Problem to solve:
Copy every line in which the string "Year" occurs.

Material provided:
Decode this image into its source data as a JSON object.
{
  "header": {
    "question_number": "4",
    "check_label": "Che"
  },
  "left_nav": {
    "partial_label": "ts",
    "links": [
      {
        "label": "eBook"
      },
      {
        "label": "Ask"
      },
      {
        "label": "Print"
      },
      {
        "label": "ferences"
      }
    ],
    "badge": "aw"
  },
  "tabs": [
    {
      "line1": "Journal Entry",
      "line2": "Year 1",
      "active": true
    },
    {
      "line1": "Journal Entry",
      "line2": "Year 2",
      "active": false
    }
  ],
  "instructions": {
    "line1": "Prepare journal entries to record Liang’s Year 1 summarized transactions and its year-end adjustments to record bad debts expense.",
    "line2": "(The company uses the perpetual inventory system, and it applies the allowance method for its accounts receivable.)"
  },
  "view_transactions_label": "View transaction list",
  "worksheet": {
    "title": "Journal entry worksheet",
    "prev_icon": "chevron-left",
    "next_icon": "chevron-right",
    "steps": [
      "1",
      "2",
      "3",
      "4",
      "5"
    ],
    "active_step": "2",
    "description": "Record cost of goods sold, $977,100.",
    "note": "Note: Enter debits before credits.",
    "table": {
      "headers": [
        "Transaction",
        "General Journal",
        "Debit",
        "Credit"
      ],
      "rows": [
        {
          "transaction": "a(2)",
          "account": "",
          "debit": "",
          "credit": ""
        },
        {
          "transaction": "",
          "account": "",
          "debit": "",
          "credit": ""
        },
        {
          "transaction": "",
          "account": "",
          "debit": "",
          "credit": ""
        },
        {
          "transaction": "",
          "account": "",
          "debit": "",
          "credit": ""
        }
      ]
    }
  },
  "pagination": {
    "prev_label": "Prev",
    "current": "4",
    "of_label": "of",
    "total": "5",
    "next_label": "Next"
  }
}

Solution to this task:
      "line2": "Year 1",
      "line2": "Year 2",
    "line1": "Prepare journal entries to record Liang’s Year 1 summarized transactions and its year-end adjustments to record bad debts expense.",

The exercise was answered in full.